(OBJECTIVE):
In the records below, tally every line containing "screenshot". Report only the total.

==== RECORDS

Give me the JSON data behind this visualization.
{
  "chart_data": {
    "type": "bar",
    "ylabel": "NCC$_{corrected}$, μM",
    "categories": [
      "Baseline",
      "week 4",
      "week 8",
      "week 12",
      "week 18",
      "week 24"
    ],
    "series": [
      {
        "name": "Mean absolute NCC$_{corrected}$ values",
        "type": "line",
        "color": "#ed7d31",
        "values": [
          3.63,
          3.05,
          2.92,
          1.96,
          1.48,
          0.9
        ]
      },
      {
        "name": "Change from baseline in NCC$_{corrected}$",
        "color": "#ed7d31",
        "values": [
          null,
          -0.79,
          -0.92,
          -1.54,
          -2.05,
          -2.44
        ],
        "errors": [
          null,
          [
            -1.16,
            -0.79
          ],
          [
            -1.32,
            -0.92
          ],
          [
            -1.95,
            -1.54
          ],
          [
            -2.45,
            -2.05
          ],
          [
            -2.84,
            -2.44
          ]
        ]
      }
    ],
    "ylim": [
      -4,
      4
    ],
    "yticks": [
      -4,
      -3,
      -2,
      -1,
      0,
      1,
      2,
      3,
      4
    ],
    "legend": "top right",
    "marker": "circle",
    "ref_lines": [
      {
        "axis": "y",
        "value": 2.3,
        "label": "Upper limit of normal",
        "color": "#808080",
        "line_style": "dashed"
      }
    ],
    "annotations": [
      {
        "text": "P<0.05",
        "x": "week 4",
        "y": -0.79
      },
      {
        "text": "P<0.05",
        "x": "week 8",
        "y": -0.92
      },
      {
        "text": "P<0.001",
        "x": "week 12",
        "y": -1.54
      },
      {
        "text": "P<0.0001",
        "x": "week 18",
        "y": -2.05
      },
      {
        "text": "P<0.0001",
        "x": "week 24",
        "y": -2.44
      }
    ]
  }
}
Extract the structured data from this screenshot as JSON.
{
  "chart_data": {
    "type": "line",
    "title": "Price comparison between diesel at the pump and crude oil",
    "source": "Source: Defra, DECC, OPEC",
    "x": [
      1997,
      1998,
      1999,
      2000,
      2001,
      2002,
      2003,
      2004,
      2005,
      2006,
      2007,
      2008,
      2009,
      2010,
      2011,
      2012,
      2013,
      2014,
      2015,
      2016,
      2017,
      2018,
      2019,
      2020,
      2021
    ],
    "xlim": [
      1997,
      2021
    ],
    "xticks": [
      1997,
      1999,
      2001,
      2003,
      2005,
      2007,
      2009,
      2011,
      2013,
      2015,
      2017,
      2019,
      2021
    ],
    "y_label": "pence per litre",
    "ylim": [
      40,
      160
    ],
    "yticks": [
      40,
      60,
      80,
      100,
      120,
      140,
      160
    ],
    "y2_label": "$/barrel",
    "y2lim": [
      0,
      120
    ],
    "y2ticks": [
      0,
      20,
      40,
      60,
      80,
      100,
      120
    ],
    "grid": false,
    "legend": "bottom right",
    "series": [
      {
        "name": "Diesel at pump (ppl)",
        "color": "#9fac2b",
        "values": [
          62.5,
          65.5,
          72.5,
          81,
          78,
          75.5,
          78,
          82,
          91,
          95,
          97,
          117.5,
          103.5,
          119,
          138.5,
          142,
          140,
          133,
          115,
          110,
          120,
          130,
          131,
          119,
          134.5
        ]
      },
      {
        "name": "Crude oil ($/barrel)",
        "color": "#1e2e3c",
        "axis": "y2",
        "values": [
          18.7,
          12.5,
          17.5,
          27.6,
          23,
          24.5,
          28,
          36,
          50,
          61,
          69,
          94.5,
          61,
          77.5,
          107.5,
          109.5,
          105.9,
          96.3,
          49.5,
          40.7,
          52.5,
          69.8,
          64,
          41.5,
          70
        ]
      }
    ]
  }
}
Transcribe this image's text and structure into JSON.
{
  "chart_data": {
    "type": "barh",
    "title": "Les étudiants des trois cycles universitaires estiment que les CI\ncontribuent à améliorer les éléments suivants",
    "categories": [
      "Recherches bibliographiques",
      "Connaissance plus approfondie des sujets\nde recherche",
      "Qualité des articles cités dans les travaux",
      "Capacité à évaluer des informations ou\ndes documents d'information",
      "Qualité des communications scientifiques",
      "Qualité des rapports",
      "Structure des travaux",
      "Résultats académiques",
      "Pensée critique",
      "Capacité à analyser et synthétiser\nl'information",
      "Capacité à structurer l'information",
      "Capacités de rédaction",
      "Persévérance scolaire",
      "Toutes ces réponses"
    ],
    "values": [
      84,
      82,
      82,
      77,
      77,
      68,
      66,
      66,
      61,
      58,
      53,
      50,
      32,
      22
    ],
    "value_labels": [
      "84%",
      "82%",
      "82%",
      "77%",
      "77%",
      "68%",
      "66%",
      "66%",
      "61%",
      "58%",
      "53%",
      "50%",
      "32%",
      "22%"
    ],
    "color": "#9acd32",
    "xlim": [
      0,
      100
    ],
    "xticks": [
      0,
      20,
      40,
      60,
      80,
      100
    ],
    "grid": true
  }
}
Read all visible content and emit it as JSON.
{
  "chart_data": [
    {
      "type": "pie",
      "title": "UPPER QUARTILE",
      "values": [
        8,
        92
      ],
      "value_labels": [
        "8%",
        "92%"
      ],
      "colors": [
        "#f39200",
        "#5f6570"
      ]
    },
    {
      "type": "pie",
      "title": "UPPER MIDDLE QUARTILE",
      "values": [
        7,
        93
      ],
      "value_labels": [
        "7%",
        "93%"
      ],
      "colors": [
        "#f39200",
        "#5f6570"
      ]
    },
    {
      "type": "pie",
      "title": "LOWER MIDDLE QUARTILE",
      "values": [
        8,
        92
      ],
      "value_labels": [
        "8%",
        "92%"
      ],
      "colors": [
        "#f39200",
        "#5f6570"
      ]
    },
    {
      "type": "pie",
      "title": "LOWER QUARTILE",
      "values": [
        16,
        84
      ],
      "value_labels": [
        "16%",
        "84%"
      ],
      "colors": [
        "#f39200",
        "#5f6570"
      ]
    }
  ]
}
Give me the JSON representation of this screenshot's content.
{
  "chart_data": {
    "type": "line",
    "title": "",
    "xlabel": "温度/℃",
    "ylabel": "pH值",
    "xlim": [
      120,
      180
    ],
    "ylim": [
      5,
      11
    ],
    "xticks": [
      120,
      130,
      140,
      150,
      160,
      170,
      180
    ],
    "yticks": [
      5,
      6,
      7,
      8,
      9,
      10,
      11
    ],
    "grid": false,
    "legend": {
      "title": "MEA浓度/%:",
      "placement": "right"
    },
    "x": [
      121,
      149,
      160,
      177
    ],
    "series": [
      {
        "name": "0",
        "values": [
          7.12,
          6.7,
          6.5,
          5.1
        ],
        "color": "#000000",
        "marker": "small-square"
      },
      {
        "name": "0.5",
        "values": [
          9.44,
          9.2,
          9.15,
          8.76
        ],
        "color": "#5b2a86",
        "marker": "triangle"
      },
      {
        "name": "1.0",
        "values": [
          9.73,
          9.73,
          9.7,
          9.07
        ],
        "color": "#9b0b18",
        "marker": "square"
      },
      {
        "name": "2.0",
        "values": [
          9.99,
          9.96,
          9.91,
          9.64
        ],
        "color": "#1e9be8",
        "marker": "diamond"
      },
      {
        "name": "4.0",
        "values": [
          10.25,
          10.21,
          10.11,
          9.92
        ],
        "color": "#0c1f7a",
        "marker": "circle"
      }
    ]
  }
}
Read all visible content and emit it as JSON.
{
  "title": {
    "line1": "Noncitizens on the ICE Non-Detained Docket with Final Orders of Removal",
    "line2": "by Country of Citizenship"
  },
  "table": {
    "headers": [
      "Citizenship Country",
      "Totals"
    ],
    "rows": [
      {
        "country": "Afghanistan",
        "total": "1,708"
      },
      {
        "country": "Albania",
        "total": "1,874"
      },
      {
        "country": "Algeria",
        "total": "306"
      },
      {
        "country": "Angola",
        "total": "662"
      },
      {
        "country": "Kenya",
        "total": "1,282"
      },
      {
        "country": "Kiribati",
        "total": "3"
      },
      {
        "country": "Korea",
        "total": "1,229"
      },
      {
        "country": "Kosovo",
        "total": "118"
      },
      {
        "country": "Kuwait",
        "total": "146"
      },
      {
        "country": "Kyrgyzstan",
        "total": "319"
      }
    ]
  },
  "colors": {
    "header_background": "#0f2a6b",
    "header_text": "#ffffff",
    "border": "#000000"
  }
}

========

(SOLVED EXERCISE):
2